Locate the word "from" in the data below, then copy every line that holds it.

───── Information given ─────

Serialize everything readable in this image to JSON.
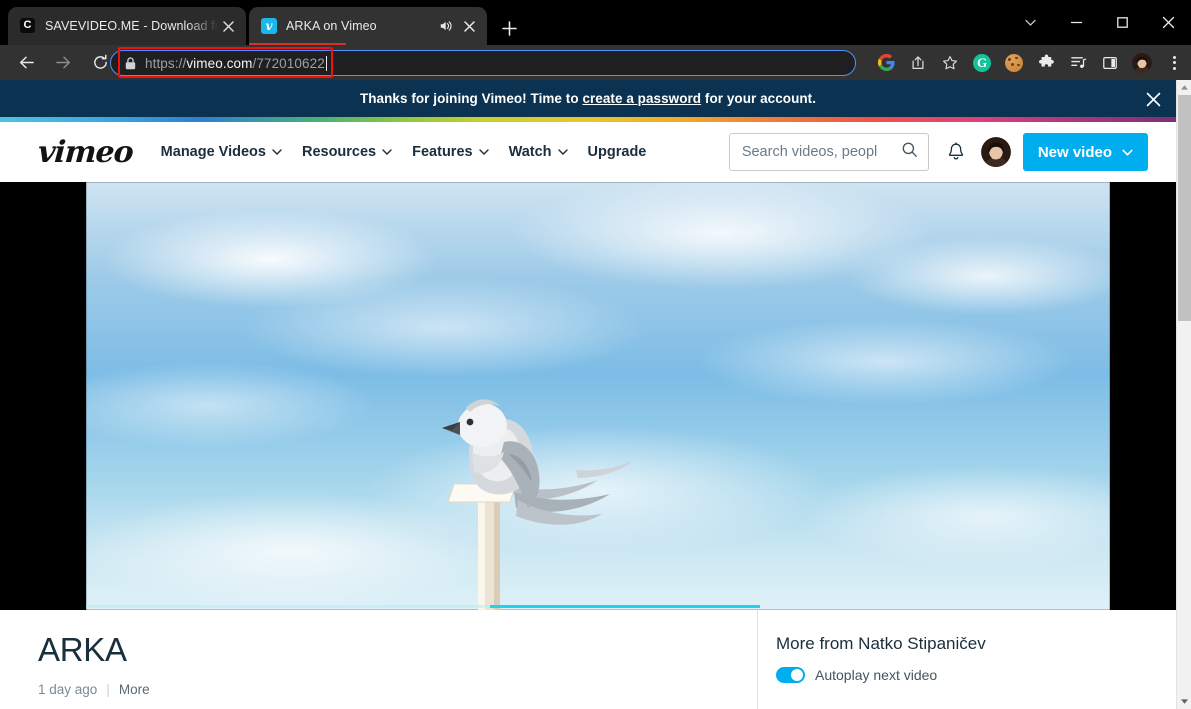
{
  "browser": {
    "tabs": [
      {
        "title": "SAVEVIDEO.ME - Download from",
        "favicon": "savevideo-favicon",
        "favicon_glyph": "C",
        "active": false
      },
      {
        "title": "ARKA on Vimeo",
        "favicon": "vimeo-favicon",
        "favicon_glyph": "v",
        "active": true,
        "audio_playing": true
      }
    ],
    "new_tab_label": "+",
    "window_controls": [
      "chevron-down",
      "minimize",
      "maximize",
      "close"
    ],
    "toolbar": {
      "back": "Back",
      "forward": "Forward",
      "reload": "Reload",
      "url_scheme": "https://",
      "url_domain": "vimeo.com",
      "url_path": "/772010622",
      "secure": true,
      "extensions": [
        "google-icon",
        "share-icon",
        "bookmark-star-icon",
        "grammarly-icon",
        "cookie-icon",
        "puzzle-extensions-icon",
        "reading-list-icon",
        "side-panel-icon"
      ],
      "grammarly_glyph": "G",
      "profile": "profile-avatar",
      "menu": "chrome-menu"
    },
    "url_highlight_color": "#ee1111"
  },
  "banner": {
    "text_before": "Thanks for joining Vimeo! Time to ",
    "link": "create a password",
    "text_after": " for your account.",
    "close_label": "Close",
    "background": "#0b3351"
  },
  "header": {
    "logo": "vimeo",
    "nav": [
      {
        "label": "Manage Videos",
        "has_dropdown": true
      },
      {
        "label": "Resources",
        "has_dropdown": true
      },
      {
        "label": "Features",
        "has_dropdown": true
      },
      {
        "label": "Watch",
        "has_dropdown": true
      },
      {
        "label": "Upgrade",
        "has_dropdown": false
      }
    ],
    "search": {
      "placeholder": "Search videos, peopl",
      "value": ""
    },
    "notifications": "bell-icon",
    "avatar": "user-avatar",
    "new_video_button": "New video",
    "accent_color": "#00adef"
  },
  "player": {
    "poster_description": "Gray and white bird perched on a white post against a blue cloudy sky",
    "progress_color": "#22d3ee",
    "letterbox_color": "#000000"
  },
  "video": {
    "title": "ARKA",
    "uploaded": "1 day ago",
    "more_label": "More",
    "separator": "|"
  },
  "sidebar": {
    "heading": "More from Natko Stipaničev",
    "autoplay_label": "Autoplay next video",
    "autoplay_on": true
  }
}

─────

== Answer to the problem ==
        "title": "SAVEVIDEO.ME - Download from",
    "heading": "More from Natko Stipaničev",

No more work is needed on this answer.